■ Written instruction: An exact copy of every record is needed.

━━━━━━━━━━━━━━━━━━━━

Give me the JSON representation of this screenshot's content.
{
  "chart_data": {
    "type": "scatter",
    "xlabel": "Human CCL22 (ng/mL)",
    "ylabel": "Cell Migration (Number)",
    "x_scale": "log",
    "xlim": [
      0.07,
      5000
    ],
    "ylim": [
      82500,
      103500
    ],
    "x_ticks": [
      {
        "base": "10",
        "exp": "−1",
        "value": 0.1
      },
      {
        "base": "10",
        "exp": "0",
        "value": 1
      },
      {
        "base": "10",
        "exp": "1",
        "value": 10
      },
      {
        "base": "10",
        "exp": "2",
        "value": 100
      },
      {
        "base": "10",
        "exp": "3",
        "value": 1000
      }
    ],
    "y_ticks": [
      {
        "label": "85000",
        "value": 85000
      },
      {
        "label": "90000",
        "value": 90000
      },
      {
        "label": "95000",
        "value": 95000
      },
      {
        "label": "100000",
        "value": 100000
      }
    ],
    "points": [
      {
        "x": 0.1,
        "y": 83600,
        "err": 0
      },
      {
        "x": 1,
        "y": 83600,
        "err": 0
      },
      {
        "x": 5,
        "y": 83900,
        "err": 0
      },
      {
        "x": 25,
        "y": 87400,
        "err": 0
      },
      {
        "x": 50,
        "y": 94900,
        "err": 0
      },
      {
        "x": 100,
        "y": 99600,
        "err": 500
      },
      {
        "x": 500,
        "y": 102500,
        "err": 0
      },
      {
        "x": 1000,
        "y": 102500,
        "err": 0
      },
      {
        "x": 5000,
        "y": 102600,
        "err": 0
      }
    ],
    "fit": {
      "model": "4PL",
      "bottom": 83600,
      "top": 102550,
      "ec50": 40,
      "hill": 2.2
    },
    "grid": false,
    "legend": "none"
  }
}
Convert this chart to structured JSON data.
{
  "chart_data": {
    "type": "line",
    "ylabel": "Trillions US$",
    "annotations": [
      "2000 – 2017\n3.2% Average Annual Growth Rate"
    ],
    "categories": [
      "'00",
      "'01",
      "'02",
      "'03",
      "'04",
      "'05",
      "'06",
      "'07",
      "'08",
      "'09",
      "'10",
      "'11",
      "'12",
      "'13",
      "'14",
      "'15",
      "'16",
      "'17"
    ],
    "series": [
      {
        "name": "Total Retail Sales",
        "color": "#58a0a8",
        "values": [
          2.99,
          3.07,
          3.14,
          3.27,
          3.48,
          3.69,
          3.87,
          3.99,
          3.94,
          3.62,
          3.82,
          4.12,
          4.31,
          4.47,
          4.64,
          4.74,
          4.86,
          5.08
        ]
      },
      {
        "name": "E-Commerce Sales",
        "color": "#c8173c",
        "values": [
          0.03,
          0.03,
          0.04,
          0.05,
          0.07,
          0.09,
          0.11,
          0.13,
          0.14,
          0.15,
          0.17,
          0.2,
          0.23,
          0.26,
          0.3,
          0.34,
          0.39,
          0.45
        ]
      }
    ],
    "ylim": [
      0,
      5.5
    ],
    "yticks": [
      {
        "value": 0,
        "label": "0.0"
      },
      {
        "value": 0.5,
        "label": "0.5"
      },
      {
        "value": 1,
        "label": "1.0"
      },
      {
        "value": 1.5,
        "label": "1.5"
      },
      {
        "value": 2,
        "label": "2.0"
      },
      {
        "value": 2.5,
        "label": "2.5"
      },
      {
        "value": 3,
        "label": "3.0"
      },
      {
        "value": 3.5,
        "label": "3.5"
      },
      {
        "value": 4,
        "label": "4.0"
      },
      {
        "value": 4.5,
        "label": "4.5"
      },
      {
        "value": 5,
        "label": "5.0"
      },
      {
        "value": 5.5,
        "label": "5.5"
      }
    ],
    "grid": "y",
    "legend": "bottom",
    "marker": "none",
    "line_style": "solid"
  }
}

━━━━━━━━━━━━━━━━━━━━

■ Written response:
Give me the JSON representation of this screenshot's content.
{
  "chart_data": {
    "type": "scatter",
    "xlabel": "Human CCL22 (ng/mL)",
    "ylabel": "Cell Migration (Number)",
    "x_scale": "log",
    "xlim": [
      0.07,
      5000
    ],
    "ylim": [
      82500,
      103500
    ],
    "x_ticks": [
      {
        "base": "10",
        "exp": "−1",
        "value": 0.1
      },
      {
        "base": "10",
        "exp": "0",
        "value": 1
      },
      {
        "base": "10",
        "exp": "1",
        "value": 10
      },
      {
        "base": "10",
        "exp": "2",
        "value": 100
      },
      {
        "base": "10",
        "exp": "3",
        "value": 1000
      }
    ],
    "y_ticks": [
      {
        "label": "85000",
        "value": 85000
      },
      {
        "label": "90000",
        "value": 90000
      },
      {
        "label": "95000",
        "value": 95000
      },
      {
        "label": "100000",
        "value": 100000
      }
    ],
    "points": [
      {
        "x": 0.1,
        "y": 83600,
        "err": 0
      },
      {
        "x": 1,
        "y": 83600,
        "err": 0
      },
      {
        "x": 5,
        "y": 83900,
        "err": 0
      },
      {
        "x": 25,
        "y": 87400,
        "err": 0
      },
      {
        "x": 50,
        "y": 94900,
        "err": 0
      },
      {
        "x": 100,
        "y": 99600,
        "err": 500
      },
      {
        "x": 500,
        "y": 102500,
        "err": 0
      },
      {
        "x": 1000,
        "y": 102500,
        "err": 0
      },
      {
        "x": 5000,
        "y": 102600,
        "err": 0
      }
    ],
    "fit": {
      "model": "4PL",
      "bottom": 83600,
      "top": 102550,
      "ec50": 40,
      "hill": 2.2
    },
    "grid": false,
    "legend": "none"
  }
}
Convert this chart to structured JSON data.
{
  "chart_data": {
    "type": "line",
    "ylabel": "Trillions US$",
    "annotations": [
      "2000 – 2017\n3.2% Average Annual Growth Rate"
    ],
    "categories": [
      "'00",
      "'01",
      "'02",
      "'03",
      "'04",
      "'05",
      "'06",
      "'07",
      "'08",
      "'09",
      "'10",
      "'11",
      "'12",
      "'13",
      "'14",
      "'15",
      "'16",
      "'17"
    ],
    "series": [
      {
        "name": "Total Retail Sales",
        "color": "#58a0a8",
        "values": [
          2.99,
          3.07,
          3.14,
          3.27,
          3.48,
          3.69,
          3.87,
          3.99,
          3.94,
          3.62,
          3.82,
          4.12,
          4.31,
          4.47,
          4.64,
          4.74,
          4.86,
          5.08
        ]
      },
      {
        "name": "E-Commerce Sales",
        "color": "#c8173c",
        "values": [
          0.03,
          0.03,
          0.04,
          0.05,
          0.07,
          0.09,
          0.11,
          0.13,
          0.14,
          0.15,
          0.17,
          0.2,
          0.23,
          0.26,
          0.3,
          0.34,
          0.39,
          0.45
        ]
      }
    ],
    "ylim": [
      0,
      5.5
    ],
    "yticks": [
      {
        "value": 0,
        "label": "0.0"
      },
      {
        "value": 0.5,
        "label": "0.5"
      },
      {
        "value": 1,
        "label": "1.0"
      },
      {
        "value": 1.5,
        "label": "1.5"
      },
      {
        "value": 2,
        "label": "2.0"
      },
      {
        "value": 2.5,
        "label": "2.5"
      },
      {
        "value": 3,
        "label": "3.0"
      },
      {
        "value": 3.5,
        "label": "3.5"
      },
      {
        "value": 4,
        "label": "4.0"
      },
      {
        "value": 4.5,
        "label": "4.5"
      },
      {
        "value": 5,
        "label": "5.0"
      },
      {
        "value": 5.5,
        "label": "5.5"
      }
    ],
    "grid": "y",
    "legend": "bottom",
    "marker": "none",
    "line_style": "solid"
  }
}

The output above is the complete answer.